Set task: Scan the listing below. Report each line that includes "screenshot".

════════════════

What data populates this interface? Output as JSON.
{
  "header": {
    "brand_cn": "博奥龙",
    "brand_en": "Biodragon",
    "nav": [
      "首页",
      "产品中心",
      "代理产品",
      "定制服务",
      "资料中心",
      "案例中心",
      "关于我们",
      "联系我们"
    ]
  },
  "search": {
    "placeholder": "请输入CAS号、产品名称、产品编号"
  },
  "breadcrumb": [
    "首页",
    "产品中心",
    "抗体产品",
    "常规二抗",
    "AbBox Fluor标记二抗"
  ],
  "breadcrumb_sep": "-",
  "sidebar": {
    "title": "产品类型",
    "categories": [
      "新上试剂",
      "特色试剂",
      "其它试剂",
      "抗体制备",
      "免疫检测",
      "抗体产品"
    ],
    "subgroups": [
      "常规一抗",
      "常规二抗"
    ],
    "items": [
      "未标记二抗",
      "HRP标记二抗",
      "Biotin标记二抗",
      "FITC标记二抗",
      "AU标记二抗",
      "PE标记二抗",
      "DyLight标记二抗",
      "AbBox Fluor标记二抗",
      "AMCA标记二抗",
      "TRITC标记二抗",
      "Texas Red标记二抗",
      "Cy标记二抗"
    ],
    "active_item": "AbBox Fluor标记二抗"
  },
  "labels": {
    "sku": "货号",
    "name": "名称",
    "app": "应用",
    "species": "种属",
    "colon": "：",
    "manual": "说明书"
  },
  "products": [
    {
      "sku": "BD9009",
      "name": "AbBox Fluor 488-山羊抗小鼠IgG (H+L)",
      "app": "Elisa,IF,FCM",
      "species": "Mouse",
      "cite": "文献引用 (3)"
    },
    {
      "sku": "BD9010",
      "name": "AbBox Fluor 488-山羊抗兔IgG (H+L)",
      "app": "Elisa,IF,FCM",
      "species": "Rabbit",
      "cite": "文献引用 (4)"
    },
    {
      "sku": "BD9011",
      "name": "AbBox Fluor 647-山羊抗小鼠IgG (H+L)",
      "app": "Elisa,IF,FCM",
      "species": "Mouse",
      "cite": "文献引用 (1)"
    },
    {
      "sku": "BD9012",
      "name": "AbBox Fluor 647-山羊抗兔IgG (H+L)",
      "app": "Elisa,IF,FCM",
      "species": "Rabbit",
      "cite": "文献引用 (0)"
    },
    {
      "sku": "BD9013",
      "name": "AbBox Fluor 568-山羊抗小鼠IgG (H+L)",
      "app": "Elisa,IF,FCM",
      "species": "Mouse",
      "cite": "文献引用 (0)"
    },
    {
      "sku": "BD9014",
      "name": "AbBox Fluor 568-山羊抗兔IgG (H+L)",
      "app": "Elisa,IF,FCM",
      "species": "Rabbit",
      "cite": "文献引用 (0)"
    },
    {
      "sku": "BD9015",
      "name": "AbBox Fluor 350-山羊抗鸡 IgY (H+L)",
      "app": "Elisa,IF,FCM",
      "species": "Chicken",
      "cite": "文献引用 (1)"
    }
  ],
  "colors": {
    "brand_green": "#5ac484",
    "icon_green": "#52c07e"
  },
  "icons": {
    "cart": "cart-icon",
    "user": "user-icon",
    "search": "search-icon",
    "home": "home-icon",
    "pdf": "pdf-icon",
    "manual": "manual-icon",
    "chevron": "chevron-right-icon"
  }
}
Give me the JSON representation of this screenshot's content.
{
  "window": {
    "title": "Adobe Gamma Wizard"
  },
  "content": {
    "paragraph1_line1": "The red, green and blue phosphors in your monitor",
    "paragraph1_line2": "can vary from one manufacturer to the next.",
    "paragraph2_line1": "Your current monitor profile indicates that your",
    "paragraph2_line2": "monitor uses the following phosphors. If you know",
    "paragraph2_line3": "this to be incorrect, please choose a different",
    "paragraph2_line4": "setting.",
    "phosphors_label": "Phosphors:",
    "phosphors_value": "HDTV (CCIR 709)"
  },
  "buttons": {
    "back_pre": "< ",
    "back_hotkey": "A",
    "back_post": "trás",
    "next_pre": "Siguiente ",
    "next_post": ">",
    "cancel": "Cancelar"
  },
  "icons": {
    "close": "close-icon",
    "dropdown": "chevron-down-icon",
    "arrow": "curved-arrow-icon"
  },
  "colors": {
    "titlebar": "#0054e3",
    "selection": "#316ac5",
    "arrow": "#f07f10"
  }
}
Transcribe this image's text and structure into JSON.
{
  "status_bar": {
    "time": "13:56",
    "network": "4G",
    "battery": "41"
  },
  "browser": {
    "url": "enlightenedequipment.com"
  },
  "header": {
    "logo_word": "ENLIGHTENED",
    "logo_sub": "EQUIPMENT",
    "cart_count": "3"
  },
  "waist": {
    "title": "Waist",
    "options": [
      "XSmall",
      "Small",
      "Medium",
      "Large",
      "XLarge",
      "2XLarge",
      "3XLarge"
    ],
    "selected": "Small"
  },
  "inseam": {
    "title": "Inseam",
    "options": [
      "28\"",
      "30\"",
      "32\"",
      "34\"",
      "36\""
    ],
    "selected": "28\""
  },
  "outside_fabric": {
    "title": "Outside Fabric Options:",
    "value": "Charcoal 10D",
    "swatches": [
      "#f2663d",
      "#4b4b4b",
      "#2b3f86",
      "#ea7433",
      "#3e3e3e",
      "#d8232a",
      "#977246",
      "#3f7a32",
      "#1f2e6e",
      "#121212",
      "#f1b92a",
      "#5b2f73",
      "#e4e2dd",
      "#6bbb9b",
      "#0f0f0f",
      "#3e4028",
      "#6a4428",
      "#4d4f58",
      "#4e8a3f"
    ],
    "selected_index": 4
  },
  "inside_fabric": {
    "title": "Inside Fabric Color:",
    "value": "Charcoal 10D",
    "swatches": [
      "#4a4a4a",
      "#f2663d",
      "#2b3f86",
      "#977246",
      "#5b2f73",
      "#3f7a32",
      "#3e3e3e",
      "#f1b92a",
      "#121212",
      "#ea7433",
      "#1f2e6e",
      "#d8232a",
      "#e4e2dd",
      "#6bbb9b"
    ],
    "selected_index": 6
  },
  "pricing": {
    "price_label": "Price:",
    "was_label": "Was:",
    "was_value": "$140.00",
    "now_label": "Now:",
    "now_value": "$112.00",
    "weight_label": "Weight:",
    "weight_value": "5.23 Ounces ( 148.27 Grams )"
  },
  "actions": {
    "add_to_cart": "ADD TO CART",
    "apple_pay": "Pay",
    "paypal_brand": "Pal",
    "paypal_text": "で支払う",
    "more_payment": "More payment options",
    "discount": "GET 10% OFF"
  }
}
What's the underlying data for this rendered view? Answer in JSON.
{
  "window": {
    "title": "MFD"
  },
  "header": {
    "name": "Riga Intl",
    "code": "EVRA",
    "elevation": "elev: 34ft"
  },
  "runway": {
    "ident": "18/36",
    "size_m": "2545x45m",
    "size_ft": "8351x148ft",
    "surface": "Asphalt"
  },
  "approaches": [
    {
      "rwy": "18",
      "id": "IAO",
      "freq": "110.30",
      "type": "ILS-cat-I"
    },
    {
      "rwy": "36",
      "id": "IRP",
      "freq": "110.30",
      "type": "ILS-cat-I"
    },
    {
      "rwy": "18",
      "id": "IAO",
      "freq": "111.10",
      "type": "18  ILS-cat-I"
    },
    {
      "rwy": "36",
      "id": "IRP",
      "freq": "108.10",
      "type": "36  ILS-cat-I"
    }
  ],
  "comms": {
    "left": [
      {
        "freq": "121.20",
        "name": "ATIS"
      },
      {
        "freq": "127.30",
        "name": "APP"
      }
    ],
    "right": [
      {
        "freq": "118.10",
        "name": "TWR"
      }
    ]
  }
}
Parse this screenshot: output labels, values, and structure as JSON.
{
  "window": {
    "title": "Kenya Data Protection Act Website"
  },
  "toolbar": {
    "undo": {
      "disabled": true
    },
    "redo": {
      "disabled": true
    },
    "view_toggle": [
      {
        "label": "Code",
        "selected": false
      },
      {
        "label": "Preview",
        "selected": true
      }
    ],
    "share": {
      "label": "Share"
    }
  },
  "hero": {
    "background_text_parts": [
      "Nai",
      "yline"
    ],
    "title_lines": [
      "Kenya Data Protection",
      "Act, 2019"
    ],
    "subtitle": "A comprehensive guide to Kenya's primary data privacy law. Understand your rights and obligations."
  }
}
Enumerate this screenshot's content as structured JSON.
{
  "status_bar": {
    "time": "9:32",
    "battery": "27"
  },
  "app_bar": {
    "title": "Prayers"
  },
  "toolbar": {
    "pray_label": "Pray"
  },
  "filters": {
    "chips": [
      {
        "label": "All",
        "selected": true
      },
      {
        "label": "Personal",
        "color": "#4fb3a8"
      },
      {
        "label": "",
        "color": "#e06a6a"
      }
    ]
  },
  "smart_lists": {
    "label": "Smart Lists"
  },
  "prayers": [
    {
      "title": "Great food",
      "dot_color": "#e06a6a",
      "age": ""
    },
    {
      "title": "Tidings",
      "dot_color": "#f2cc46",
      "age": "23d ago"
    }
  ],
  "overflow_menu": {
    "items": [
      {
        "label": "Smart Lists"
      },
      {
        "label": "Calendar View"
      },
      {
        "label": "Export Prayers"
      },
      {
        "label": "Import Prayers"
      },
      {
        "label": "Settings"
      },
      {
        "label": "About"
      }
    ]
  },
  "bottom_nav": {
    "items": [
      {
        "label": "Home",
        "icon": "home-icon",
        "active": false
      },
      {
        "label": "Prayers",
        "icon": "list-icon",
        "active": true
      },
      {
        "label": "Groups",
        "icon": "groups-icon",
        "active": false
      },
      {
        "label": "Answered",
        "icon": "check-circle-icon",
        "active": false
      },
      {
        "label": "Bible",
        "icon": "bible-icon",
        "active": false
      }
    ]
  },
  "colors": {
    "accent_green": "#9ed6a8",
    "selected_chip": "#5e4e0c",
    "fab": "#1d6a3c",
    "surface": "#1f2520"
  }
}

════════════════

Answer for this exercise:
Give me the JSON representation of this screenshot's content.
Parse this screenshot: output labels, values, and structure as JSON.
Enumerate this screenshot's content as structured JSON.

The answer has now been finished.